[begin EXCERPTED DATA]

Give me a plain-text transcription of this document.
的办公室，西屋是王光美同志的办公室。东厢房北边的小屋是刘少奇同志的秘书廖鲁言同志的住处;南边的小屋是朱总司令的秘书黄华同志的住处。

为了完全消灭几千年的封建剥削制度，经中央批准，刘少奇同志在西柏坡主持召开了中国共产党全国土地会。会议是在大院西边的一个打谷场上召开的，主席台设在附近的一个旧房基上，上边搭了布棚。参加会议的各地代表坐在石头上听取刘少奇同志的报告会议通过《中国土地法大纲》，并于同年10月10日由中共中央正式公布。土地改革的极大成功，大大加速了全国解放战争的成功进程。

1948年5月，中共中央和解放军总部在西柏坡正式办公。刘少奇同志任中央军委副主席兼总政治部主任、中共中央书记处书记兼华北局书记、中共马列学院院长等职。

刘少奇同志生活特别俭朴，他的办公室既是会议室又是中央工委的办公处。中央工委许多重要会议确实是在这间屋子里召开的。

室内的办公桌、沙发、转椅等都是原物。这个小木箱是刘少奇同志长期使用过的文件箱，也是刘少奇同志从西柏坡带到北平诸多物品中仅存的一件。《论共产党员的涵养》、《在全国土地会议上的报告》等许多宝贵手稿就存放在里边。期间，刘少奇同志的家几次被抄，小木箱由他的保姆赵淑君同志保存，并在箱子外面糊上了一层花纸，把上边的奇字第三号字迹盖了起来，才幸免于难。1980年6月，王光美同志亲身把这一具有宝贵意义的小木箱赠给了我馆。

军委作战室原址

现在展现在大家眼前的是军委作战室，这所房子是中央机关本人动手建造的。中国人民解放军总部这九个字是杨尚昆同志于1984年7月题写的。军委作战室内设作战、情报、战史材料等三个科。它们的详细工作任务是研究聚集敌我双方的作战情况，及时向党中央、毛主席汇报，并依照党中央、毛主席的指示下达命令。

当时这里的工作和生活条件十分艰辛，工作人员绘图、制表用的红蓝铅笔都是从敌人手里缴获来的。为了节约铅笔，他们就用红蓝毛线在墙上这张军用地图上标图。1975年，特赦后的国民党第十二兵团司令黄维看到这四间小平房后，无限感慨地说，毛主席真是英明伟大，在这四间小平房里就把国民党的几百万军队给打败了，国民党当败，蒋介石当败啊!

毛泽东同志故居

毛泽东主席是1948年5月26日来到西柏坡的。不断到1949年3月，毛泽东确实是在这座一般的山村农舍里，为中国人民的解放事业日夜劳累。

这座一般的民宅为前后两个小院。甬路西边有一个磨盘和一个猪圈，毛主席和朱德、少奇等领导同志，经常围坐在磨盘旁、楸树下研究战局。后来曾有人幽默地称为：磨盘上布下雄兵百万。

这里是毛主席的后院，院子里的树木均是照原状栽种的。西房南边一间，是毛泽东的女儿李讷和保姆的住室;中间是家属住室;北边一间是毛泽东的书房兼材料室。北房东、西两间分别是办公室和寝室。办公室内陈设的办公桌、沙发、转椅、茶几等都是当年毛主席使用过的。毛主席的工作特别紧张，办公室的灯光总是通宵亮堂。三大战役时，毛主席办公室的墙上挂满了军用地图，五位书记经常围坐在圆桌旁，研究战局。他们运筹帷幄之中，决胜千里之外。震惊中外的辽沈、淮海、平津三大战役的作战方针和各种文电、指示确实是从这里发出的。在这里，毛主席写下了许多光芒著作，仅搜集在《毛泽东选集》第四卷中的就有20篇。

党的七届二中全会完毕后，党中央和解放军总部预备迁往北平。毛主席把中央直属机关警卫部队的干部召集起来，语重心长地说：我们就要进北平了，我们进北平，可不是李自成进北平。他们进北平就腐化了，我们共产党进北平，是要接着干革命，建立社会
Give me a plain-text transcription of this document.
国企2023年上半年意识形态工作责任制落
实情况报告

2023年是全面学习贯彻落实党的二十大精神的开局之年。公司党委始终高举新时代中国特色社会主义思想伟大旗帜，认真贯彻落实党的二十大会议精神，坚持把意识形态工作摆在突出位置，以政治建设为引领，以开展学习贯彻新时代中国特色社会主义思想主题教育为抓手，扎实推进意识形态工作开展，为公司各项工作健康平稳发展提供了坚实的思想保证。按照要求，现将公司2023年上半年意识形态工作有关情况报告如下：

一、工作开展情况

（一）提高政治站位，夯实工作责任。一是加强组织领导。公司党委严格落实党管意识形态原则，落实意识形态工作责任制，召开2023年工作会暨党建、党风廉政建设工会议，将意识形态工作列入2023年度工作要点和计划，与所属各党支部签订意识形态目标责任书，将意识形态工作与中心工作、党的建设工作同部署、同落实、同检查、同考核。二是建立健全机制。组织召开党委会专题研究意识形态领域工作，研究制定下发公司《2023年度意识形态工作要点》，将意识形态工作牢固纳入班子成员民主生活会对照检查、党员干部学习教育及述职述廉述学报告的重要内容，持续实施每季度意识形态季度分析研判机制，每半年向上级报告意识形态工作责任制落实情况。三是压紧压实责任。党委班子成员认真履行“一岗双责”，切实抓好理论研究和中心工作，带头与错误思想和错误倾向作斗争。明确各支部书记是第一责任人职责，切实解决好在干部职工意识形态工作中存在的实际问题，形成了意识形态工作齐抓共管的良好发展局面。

[end EXCERPTED DATA]

Reproduce each line verbatim.

Give me a plain-text transcription of this document.
的办公室，西屋是王光美同志的办公室。东厢房北边的小屋是刘少奇同志的秘书廖鲁言同志的住处;南边的小屋是朱总司令的秘书黄华同志的住处。

为了完全消灭几千年的封建剥削制度，经中央批准，刘少奇同志在西柏坡主持召开了中国共产党全国土地会。会议是在大院西边的一个打谷场上召开的，主席台设在附近的一个旧房基上，上边搭了布棚。参加会议的各地代表坐在石头上听取刘少奇同志的报告会议通过《中国土地法大纲》，并于同年10月10日由中共中央正式公布。土地改革的极大成功，大大加速了全国解放战争的成功进程。

1948年5月，中共中央和解放军总部在西柏坡正式办公。刘少奇同志任中央军委副主席兼总政治部主任、中共中央书记处书记兼华北局书记、中共马列学院院长等职。

刘少奇同志生活特别俭朴，他的办公室既是会议室又是中央工委的办公处。中央工委许多重要会议确实是在这间屋子里召开的。

室内的办公桌、沙发、转椅等都是原物。这个小木箱是刘少奇同志长期使用过的文件箱，也是刘少奇同志从西柏坡带到北平诸多物品中仅存的一件。《论共产党员的涵养》、《在全国土地会议上的报告》等许多宝贵手稿就存放在里边。期间，刘少奇同志的家几次被抄，小木箱由他的保姆赵淑君同志保存，并在箱子外面糊上了一层花纸，把上边的奇字第三号字迹盖了起来，才幸免于难。1980年6月，王光美同志亲身把这一具有宝贵意义的小木箱赠给了我馆。

军委作战室原址

现在展现在大家眼前的是军委作战室，这所房子是中央机关本人动手建造的。中国人民解放军总部这九个字是杨尚昆同志于1984年7月题写的。军委作战室内设作战、情报、战史材料等三个科。它们的详细工作任务是研究聚集敌我双方的作战情况，及时向党中央、毛主席汇报，并依照党中央、毛主席的指示下达命令。

当时这里的工作和生活条件十分艰辛，工作人员绘图、制表用的红蓝铅笔都是从敌人手里缴获来的。为了节约铅笔，他们就用红蓝毛线在墙上这张军用地图上标图。1975年，特赦后的国民党第十二兵团司令黄维看到这四间小平房后，无限感慨地说，毛主席真是英明伟大，在这四间小平房里就把国民党的几百万军队给打败了，国民党当败，蒋介石当败啊!

毛泽东同志故居

毛泽东主席是1948年5月26日来到西柏坡的。不断到1949年3月，毛泽东确实是在这座一般的山村农舍里，为中国人民的解放事业日夜劳累。

这座一般的民宅为前后两个小院。甬路西边有一个磨盘和一个猪圈，毛主席和朱德、少奇等领导同志，经常围坐在磨盘旁、楸树下研究战局。后来曾有人幽默地称为：磨盘上布下雄兵百万。

这里是毛主席的后院，院子里的树木均是照原状栽种的。西房南边一间，是毛泽东的女儿李讷和保姆的住室;中间是家属住室;北边一间是毛泽东的书房兼材料室。北房东、西两间分别是办公室和寝室。办公室内陈设的办公桌、沙发、转椅、茶几等都是当年毛主席使用过的。毛主席的工作特别紧张，办公室的灯光总是通宵亮堂。三大战役时，毛主席办公室的墙上挂满了军用地图，五位书记经常围坐在圆桌旁，研究战局。他们运筹帷幄之中，决胜千里之外。震惊中外的辽沈、淮海、平津三大战役的作战方针和各种文电、指示确实是从这里发出的。在这里，毛主席写下了许多光芒著作，仅搜集在《毛泽东选集》第四卷中的就有20篇。

党的七届二中全会完毕后，党中央和解放军总部预备迁往北平。毛主席把中央直属机关警卫部队的干部召集起来，语重心长地说：我们就要进北平了，我们进北平，可不是李自成进北平。他们进北平就腐化了，我们共产党进北平，是要接着干革命，建立社会
Give me a plain-text transcription of this document.
国企2023年上半年意识形态工作责任制落
实情况报告

2023年是全面学习贯彻落实党的二十大精神的开局之年。公司党委始终高举新时代中国特色社会主义思想伟大旗帜，认真贯彻落实党的二十大会议精神，坚持把意识形态工作摆在突出位置，以政治建设为引领，以开展学习贯彻新时代中国特色社会主义思想主题教育为抓手，扎实推进意识形态工作开展，为公司各项工作健康平稳发展提供了坚实的思想保证。按照要求，现将公司2023年上半年意识形态工作有关情况报告如下：

一、工作开展情况

（一）提高政治站位，夯实工作责任。一是加强组织领导。公司党委严格落实党管意识形态原则，落实意识形态工作责任制，召开2023年工作会暨党建、党风廉政建设工会议，将意识形态工作列入2023年度工作要点和计划，与所属各党支部签订意识形态目标责任书，将意识形态工作与中心工作、党的建设工作同部署、同落实、同检查、同考核。二是建立健全机制。组织召开党委会专题研究意识形态领域工作，研究制定下发公司《2023年度意识形态工作要点》，将意识形态工作牢固纳入班子成员民主生活会对照检查、党员干部学习教育及述职述廉述学报告的重要内容，持续实施每季度意识形态季度分析研判机制，每半年向上级报告意识形态工作责任制落实情况。三是压紧压实责任。党委班子成员认真履行“一岗双责”，切实抓好理论研究和中心工作，带头与错误思想和错误倾向作斗争。明确各支部书记是第一责任人职责，切实解决好在干部职工意识形态工作中存在的实际问题，形成了意识形态工作齐抓共管的良好发展局面。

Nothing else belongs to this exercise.